━━━━━ MATERIAL PROVIDED ━━━━━

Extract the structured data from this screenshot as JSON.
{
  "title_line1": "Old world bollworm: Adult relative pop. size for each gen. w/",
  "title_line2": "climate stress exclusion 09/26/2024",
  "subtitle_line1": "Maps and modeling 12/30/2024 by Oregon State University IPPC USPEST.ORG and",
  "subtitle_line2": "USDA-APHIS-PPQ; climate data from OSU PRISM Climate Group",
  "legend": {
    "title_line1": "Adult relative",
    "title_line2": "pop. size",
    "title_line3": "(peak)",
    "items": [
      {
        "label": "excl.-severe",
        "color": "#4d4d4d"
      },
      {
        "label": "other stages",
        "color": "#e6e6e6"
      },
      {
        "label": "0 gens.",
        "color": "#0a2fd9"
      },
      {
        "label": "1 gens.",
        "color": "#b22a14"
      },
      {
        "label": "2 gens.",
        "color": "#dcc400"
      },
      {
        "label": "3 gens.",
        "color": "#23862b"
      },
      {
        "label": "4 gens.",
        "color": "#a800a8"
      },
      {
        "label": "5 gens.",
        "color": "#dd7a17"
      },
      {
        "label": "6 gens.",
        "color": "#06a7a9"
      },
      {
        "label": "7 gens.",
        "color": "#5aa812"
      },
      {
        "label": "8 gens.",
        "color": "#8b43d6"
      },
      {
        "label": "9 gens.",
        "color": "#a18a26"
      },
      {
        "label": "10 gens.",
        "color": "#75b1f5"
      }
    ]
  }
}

━━━━━

§ WHAT TO PRODUCE
In the entries above, find every line holding the word "from" and copy it out.

§ ANSWER TO THIS TASK
Extract the structured data from this screenshot as JSON.
  "subtitle_line2": "USDA-APHIS-PPQ; climate data from OSU PRISM Climate Group",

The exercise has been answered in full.